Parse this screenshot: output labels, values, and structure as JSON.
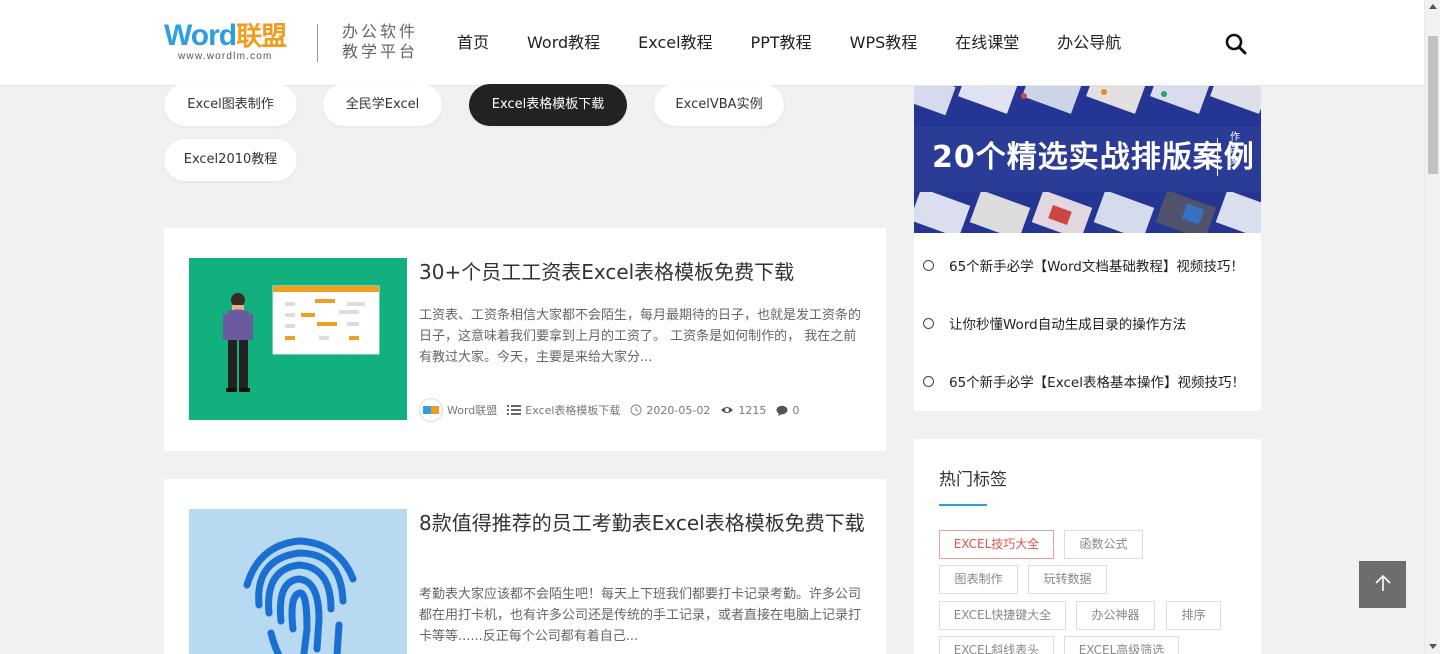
{
  "header": {
    "logo_word": "Word",
    "logo_cn": "联盟",
    "logo_domain": "www.wordlm.com",
    "slogan_line1": "办公软件",
    "slogan_line2": "教学平台",
    "nav": [
      "首页",
      "Word教程",
      "Excel教程",
      "PPT教程",
      "WPS教程",
      "在线课堂",
      "办公导航"
    ]
  },
  "categories": [
    {
      "label": "Excel图表制作",
      "active": false
    },
    {
      "label": "全民学Excel",
      "active": false
    },
    {
      "label": "Excel表格模板下载",
      "active": true
    },
    {
      "label": "ExcelVBA实例",
      "active": false
    },
    {
      "label": "Excel2010教程",
      "active": false
    }
  ],
  "articles": [
    {
      "title": "30+个员工工资表Excel表格模板免费下载",
      "excerpt": "工资表、工资条相信大家都不会陌生，每月最期待的日子，也就是发工资条的日子，这意味着我们要拿到上月的工资了。 工资条是如何制作的， 我在之前有教过大家。今天，主要是来给大家分...",
      "author": "Word联盟",
      "category": "Excel表格模板下载",
      "date": "2020-05-02",
      "views": "1215",
      "comments": "0",
      "thumb_bg": "#13b07f"
    },
    {
      "title": "8款值得推荐的员工考勤表Excel表格模板免费下载",
      "excerpt": "考勤表大家应该都不会陌生吧！每天上下班我们都要打卡记录考勤。许多公司都在用打卡机，也有许多公司还是传统的手工记录，或者直接在电脑上记录打卡等等......反正每个公司都有着自己...",
      "thumb_bg": "#b7d9f1"
    }
  ],
  "sidebar": {
    "banner_text": "20个精选实战排版案例",
    "banner_side": "作品集",
    "links": [
      "65个新手必学【Word文档基础教程】视频技巧！",
      "让你秒懂Word自动生成目录的操作方法",
      "65个新手必学【Excel表格基本操作】视频技巧！"
    ],
    "tags_title": "热门标签",
    "tags": [
      "EXCEL技巧大全",
      "函数公式",
      "图表制作",
      "玩转数据",
      "EXCEL快捷键大全",
      "办公神器",
      "排序",
      "EXCEL斜线表头",
      "EXCEL高级筛选"
    ]
  },
  "colors": {
    "brand_blue": "#2d9ee0",
    "brand_orange": "#f29c1f",
    "active_pill": "#222222",
    "hot_tag": "#e0524a"
  }
}
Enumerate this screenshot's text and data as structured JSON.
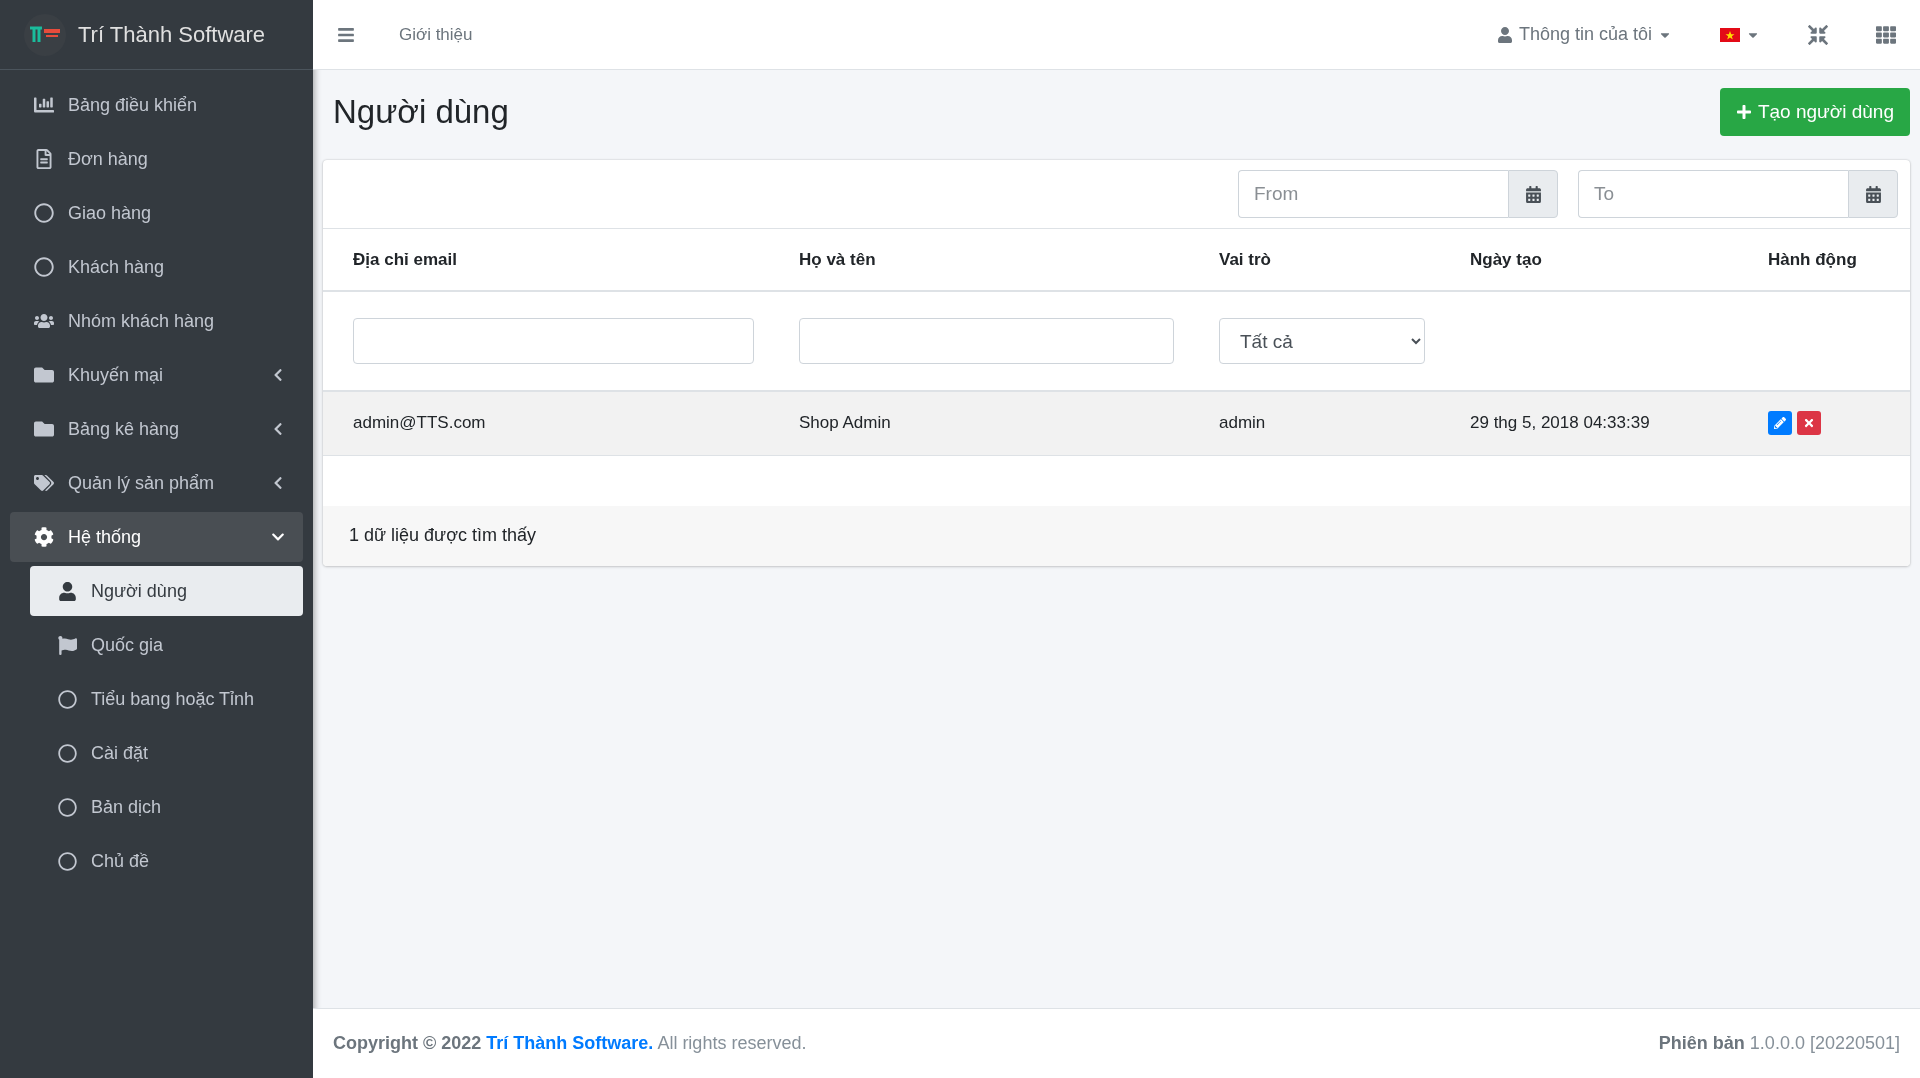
{
  "brand": {
    "name": "Trí Thành Software"
  },
  "sidebar": {
    "items": [
      {
        "label": "Bảng điều khiển",
        "selected": false
      },
      {
        "label": "Đơn hàng",
        "selected": false
      },
      {
        "label": "Giao hàng",
        "selected": false
      },
      {
        "label": "Khách hàng",
        "selected": false
      },
      {
        "label": "Nhóm khách hàng",
        "selected": false
      },
      {
        "label": "Khuyến mại",
        "selected": false,
        "expanded": false
      },
      {
        "label": "Bảng kê hàng",
        "selected": false,
        "expanded": false
      },
      {
        "label": "Quản lý sản phẩm",
        "selected": false,
        "expanded": false
      },
      {
        "label": "Hệ thống",
        "selected": true,
        "expanded": true,
        "children": [
          {
            "label": "Người dùng",
            "selected": true
          },
          {
            "label": "Quốc gia",
            "selected": false
          },
          {
            "label": "Tiểu bang hoặc Tỉnh",
            "selected": false
          },
          {
            "label": "Cài đặt",
            "selected": false
          },
          {
            "label": "Bản dịch",
            "selected": false
          },
          {
            "label": "Chủ đề",
            "selected": false
          }
        ]
      }
    ]
  },
  "topbar": {
    "nav_link": "Giới thiệu",
    "user_menu": "Thông tin của tôi"
  },
  "page": {
    "title": "Người dùng",
    "create_button": "Tạo người dùng"
  },
  "filters": {
    "from": {
      "placeholder": "From"
    },
    "to": {
      "placeholder": "To"
    }
  },
  "table": {
    "columns": [
      "Địa chỉ email",
      "Họ và tên",
      "Vai trò",
      "Ngày tạo",
      "Hành động"
    ],
    "role_filter": "Tất cả",
    "rows": [
      {
        "email": "admin@TTS.com",
        "name": "Shop Admin",
        "role": "admin",
        "created": "29 thg 5, 2018 04:33:39"
      }
    ],
    "summary": "1 dữ liệu được tìm thấy"
  },
  "footer": {
    "copyright_prefix": "Copyright © 2022",
    "company": "Trí Thành Software.",
    "rights": "All rights reserved.",
    "version_label": "Phiên bản",
    "version": "1.0.0.0 [20220501]"
  }
}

* BRIEF
Each record above must be returned exactly as written, with its pictures omitted.

* FULL SOLUTION
Parse this screenshot: output labels, values, and structure as JSON.
{
  "header": {
    "logo_word": "Word",
    "logo_cn": "联盟",
    "logo_domain": "www.wordlm.com",
    "slogan_line1": "办公软件",
    "slogan_line2": "教学平台",
    "nav": [
      "首页",
      "Word教程",
      "Excel教程",
      "PPT教程",
      "WPS教程",
      "在线课堂",
      "办公导航"
    ]
  },
  "categories": [
    {
      "label": "Excel图表制作",
      "active": false
    },
    {
      "label": "全民学Excel",
      "active": false
    },
    {
      "label": "Excel表格模板下载",
      "active": true
    },
    {
      "label": "ExcelVBA实例",
      "active": false
    },
    {
      "label": "Excel2010教程",
      "active": false
    }
  ],
  "articles": [
    {
      "title": "30+个员工工资表Excel表格模板免费下载",
      "excerpt": "工资表、工资条相信大家都不会陌生，每月最期待的日子，也就是发工资条的日子，这意味着我们要拿到上月的工资了。 工资条是如何制作的， 我在之前有教过大家。今天，主要是来给大家分...",
      "author": "Word联盟",
      "category": "Excel表格模板下载",
      "date": "2020-05-02",
      "views": "1215",
      "comments": "0",
      "thumb_bg": "#13b07f"
    },
    {
      "title": "8款值得推荐的员工考勤表Excel表格模板免费下载",
      "excerpt": "考勤表大家应该都不会陌生吧！每天上下班我们都要打卡记录考勤。许多公司都在用打卡机，也有许多公司还是传统的手工记录，或者直接在电脑上记录打卡等等......反正每个公司都有着自己...",
      "thumb_bg": "#b7d9f1"
    }
  ],
  "sidebar": {
    "banner_text": "20个精选实战排版案例",
    "banner_side": "作品集",
    "links": [
      "65个新手必学【Word文档基础教程】视频技巧！",
      "让你秒懂Word自动生成目录的操作方法",
      "65个新手必学【Excel表格基本操作】视频技巧！"
    ],
    "tags_title": "热门标签",
    "tags": [
      "EXCEL技巧大全",
      "函数公式",
      "图表制作",
      "玩转数据",
      "EXCEL快捷键大全",
      "办公神器",
      "排序",
      "EXCEL斜线表头",
      "EXCEL高级筛选"
    ]
  },
  "colors": {
    "brand_blue": "#2d9ee0",
    "brand_orange": "#f29c1f",
    "active_pill": "#222222",
    "hot_tag": "#e0524a"
  }
}
Enumerate this screenshot's text and data as structured JSON.
{
  "brand": {
    "name": "Trí Thành Software"
  },
  "sidebar": {
    "items": [
      {
        "label": "Bảng điều khiển",
        "selected": false
      },
      {
        "label": "Đơn hàng",
        "selected": false
      },
      {
        "label": "Giao hàng",
        "selected": false
      },
      {
        "label": "Khách hàng",
        "selected": false
      },
      {
        "label": "Nhóm khách hàng",
        "selected": false
      },
      {
        "label": "Khuyến mại",
        "selected": false,
        "expanded": false
      },
      {
        "label": "Bảng kê hàng",
        "selected": false,
        "expanded": false
      },
      {
        "label": "Quản lý sản phẩm",
        "selected": false,
        "expanded": false
      },
      {
        "label": "Hệ thống",
        "selected": true,
        "expanded": true,
        "children": [
          {
            "label": "Người dùng",
            "selected": true
          },
          {
            "label": "Quốc gia",
            "selected": false
          },
          {
            "label": "Tiểu bang hoặc Tỉnh",
            "selected": false
          },
          {
            "label": "Cài đặt",
            "selected": false
          },
          {
            "label": "Bản dịch",
            "selected": false
          },
          {
            "label": "Chủ đề",
            "selected": false
          }
        ]
      }
    ]
  },
  "topbar": {
    "nav_link": "Giới thiệu",
    "user_menu": "Thông tin của tôi"
  },
  "page": {
    "title": "Người dùng",
    "create_button": "Tạo người dùng"
  },
  "filters": {
    "from": {
      "placeholder": "From"
    },
    "to": {
      "placeholder": "To"
    }
  },
  "table": {
    "columns": [
      "Địa chỉ email",
      "Họ và tên",
      "Vai trò",
      "Ngày tạo",
      "Hành động"
    ],
    "role_filter": "Tất cả",
    "rows": [
      {
        "email": "admin@TTS.com",
        "name": "Shop Admin",
        "role": "admin",
        "created": "29 thg 5, 2018 04:33:39"
      }
    ],
    "summary": "1 dữ liệu được tìm thấy"
  },
  "footer": {
    "copyright_prefix": "Copyright © 2022",
    "company": "Trí Thành Software.",
    "rights": "All rights reserved.",
    "version_label": "Phiên bản",
    "version": "1.0.0.0 [20220501]"
  }
}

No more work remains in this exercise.